What you are asked to do:
Nothing but the records, repeated exactly, should form the response.
═════ Excerpted records
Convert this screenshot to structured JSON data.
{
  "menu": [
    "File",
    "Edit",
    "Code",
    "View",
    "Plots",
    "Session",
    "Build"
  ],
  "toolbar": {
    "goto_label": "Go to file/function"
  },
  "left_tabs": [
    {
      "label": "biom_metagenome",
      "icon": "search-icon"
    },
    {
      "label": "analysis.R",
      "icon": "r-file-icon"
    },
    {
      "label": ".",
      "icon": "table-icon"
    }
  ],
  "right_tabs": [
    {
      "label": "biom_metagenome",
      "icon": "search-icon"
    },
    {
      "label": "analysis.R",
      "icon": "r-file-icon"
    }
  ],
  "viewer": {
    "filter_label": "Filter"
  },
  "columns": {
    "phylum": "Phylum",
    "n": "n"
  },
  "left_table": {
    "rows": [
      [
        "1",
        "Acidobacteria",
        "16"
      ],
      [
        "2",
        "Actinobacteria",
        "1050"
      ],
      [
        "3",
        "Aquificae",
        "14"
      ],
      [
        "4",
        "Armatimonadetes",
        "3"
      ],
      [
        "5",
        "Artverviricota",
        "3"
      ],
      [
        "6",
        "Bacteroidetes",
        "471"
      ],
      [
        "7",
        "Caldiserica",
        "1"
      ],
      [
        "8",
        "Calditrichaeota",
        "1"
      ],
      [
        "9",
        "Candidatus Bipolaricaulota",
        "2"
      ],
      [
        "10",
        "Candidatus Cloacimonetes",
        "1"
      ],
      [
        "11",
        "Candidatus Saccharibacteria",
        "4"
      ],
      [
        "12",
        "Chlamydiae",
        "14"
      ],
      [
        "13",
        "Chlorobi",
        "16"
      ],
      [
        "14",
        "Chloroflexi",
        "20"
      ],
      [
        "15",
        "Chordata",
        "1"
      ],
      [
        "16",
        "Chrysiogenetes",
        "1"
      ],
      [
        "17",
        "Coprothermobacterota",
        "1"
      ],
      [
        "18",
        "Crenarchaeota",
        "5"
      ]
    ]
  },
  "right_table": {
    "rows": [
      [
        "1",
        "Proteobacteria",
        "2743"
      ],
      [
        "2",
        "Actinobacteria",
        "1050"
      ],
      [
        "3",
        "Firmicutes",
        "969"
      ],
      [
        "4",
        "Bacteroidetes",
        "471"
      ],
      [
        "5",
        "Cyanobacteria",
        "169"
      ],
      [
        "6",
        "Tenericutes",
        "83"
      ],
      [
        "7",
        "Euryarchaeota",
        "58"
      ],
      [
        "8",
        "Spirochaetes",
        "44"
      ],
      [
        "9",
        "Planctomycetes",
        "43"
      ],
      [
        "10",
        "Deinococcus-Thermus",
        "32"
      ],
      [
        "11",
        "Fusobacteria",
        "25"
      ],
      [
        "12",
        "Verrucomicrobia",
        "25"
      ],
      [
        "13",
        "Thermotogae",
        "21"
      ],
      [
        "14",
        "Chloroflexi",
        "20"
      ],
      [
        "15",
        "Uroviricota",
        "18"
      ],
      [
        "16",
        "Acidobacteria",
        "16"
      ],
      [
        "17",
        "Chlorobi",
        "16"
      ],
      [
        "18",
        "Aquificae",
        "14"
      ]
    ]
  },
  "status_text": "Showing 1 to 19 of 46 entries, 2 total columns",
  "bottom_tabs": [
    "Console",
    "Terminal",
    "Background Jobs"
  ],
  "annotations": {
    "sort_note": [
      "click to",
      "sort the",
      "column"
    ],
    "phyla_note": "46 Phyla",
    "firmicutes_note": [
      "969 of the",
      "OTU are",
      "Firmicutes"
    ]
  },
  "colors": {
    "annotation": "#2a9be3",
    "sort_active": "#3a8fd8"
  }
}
══════════
Answer to the exercise:
Convert this screenshot to structured JSON data.
{
  "menu": [
    "File",
    "Edit",
    "Code",
    "View",
    "Plots",
    "Session",
    "Build"
  ],
  "toolbar": {
    "goto_label": "Go to file/function"
  },
  "left_tabs": [
    {
      "label": "biom_metagenome",
      "icon": "search-icon"
    },
    {
      "label": "analysis.R",
      "icon": "r-file-icon"
    },
    {
      "label": ".",
      "icon": "table-icon"
    }
  ],
  "right_tabs": [
    {
      "label": "biom_metagenome",
      "icon": "search-icon"
    },
    {
      "label": "analysis.R",
      "icon": "r-file-icon"
    }
  ],
  "viewer": {
    "filter_label": "Filter"
  },
  "columns": {
    "phylum": "Phylum",
    "n": "n"
  },
  "left_table": {
    "rows": [
      [
        "1",
        "Acidobacteria",
        "16"
      ],
      [
        "2",
        "Actinobacteria",
        "1050"
      ],
      [
        "3",
        "Aquificae",
        "14"
      ],
      [
        "4",
        "Armatimonadetes",
        "3"
      ],
      [
        "5",
        "Artverviricota",
        "3"
      ],
      [
        "6",
        "Bacteroidetes",
        "471"
      ],
      [
        "7",
        "Caldiserica",
        "1"
      ],
      [
        "8",
        "Calditrichaeota",
        "1"
      ],
      [
        "9",
        "Candidatus Bipolaricaulota",
        "2"
      ],
      [
        "10",
        "Candidatus Cloacimonetes",
        "1"
      ],
      [
        "11",
        "Candidatus Saccharibacteria",
        "4"
      ],
      [
        "12",
        "Chlamydiae",
        "14"
      ],
      [
        "13",
        "Chlorobi",
        "16"
      ],
      [
        "14",
        "Chloroflexi",
        "20"
      ],
      [
        "15",
        "Chordata",
        "1"
      ],
      [
        "16",
        "Chrysiogenetes",
        "1"
      ],
      [
        "17",
        "Coprothermobacterota",
        "1"
      ],
      [
        "18",
        "Crenarchaeota",
        "5"
      ]
    ]
  },
  "right_table": {
    "rows": [
      [
        "1",
        "Proteobacteria",
        "2743"
      ],
      [
        "2",
        "Actinobacteria",
        "1050"
      ],
      [
        "3",
        "Firmicutes",
        "969"
      ],
      [
        "4",
        "Bacteroidetes",
        "471"
      ],
      [
        "5",
        "Cyanobacteria",
        "169"
      ],
      [
        "6",
        "Tenericutes",
        "83"
      ],
      [
        "7",
        "Euryarchaeota",
        "58"
      ],
      [
        "8",
        "Spirochaetes",
        "44"
      ],
      [
        "9",
        "Planctomycetes",
        "43"
      ],
      [
        "10",
        "Deinococcus-Thermus",
        "32"
      ],
      [
        "11",
        "Fusobacteria",
        "25"
      ],
      [
        "12",
        "Verrucomicrobia",
        "25"
      ],
      [
        "13",
        "Thermotogae",
        "21"
      ],
      [
        "14",
        "Chloroflexi",
        "20"
      ],
      [
        "15",
        "Uroviricota",
        "18"
      ],
      [
        "16",
        "Acidobacteria",
        "16"
      ],
      [
        "17",
        "Chlorobi",
        "16"
      ],
      [
        "18",
        "Aquificae",
        "14"
      ]
    ]
  },
  "status_text": "Showing 1 to 19 of 46 entries, 2 total columns",
  "bottom_tabs": [
    "Console",
    "Terminal",
    "Background Jobs"
  ],
  "annotations": {
    "sort_note": [
      "click to",
      "sort the",
      "column"
    ],
    "phyla_note": "46 Phyla",
    "firmicutes_note": [
      "969 of the",
      "OTU are",
      "Firmicutes"
    ]
  },
  "colors": {
    "annotation": "#2a9be3",
    "sort_active": "#3a8fd8"
  }
}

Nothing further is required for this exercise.